#### DATA FOR THE TASK ####
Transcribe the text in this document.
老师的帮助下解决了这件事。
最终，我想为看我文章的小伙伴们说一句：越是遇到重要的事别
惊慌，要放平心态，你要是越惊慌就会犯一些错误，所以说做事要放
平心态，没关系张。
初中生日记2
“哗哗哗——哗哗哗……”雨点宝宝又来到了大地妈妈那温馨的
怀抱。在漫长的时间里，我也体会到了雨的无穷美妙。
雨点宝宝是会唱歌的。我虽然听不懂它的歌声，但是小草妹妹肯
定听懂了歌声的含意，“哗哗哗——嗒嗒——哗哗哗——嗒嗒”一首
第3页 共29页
####
WORK TO COMPLETE
Transcribe each record exactly. Leave nothing out.

ANSWER TO THE PROBLEM
Transcribe the text in this document.
老师的帮助下解决了这件事。
最终，我想为看我文章的小伙伴们说一句：越是遇到重要的事别
惊慌，要放平心态，你要是越惊慌就会犯一些错误，所以说做事要放
平心态，没关系张。
初中生日记2
“哗哗哗——哗哗哗……”雨点宝宝又来到了大地妈妈那温馨的
怀抱。在漫长的时间里，我也体会到了雨的无穷美妙。
雨点宝宝是会唱歌的。我虽然听不懂它的歌声，但是小草妹妹肯
定听懂了歌声的含意，“哗哗哗——嗒嗒——哗哗哗——嗒嗒”一首
第3页 共29页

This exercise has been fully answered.